Dataset records
***
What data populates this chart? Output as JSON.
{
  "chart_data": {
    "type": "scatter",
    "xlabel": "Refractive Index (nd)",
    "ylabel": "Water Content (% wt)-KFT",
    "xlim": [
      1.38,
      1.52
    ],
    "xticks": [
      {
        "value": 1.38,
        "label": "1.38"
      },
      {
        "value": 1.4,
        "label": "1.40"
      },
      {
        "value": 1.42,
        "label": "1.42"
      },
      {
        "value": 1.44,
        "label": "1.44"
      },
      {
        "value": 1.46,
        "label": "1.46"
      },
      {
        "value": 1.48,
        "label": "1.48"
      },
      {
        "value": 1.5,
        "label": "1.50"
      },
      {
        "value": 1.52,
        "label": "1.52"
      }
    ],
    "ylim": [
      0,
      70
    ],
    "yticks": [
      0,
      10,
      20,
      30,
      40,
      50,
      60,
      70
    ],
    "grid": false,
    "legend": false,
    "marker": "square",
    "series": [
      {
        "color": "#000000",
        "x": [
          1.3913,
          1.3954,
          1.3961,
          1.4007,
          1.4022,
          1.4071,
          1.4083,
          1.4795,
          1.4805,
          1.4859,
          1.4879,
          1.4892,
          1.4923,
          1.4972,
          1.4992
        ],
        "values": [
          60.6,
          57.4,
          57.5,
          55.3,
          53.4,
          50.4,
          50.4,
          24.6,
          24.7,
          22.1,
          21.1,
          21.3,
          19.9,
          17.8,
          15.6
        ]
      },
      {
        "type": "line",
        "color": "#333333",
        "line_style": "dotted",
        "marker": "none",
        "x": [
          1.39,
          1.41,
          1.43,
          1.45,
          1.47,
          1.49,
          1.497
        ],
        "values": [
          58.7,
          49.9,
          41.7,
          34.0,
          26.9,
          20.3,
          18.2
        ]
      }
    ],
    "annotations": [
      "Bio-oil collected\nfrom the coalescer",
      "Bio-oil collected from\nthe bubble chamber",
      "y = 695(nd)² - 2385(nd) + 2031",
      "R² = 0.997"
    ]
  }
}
***
Extract the listing in its entirety and repeat it exactly.

What data populates this chart? Output as JSON.
{
  "chart_data": {
    "type": "scatter",
    "xlabel": "Refractive Index (nd)",
    "ylabel": "Water Content (% wt)-KFT",
    "xlim": [
      1.38,
      1.52
    ],
    "xticks": [
      {
        "value": 1.38,
        "label": "1.38"
      },
      {
        "value": 1.4,
        "label": "1.40"
      },
      {
        "value": 1.42,
        "label": "1.42"
      },
      {
        "value": 1.44,
        "label": "1.44"
      },
      {
        "value": 1.46,
        "label": "1.46"
      },
      {
        "value": 1.48,
        "label": "1.48"
      },
      {
        "value": 1.5,
        "label": "1.50"
      },
      {
        "value": 1.52,
        "label": "1.52"
      }
    ],
    "ylim": [
      0,
      70
    ],
    "yticks": [
      0,
      10,
      20,
      30,
      40,
      50,
      60,
      70
    ],
    "grid": false,
    "legend": false,
    "marker": "square",
    "series": [
      {
        "color": "#000000",
        "x": [
          1.3913,
          1.3954,
          1.3961,
          1.4007,
          1.4022,
          1.4071,
          1.4083,
          1.4795,
          1.4805,
          1.4859,
          1.4879,
          1.4892,
          1.4923,
          1.4972,
          1.4992
        ],
        "values": [
          60.6,
          57.4,
          57.5,
          55.3,
          53.4,
          50.4,
          50.4,
          24.6,
          24.7,
          22.1,
          21.1,
          21.3,
          19.9,
          17.8,
          15.6
        ]
      },
      {
        "type": "line",
        "color": "#333333",
        "line_style": "dotted",
        "marker": "none",
        "x": [
          1.39,
          1.41,
          1.43,
          1.45,
          1.47,
          1.49,
          1.497
        ],
        "values": [
          58.7,
          49.9,
          41.7,
          34.0,
          26.9,
          20.3,
          18.2
        ]
      }
    ],
    "annotations": [
      "Bio-oil collected\nfrom the coalescer",
      "Bio-oil collected from\nthe bubble chamber",
      "y = 695(nd)² - 2385(nd) + 2031",
      "R² = 0.997"
    ]
  }
}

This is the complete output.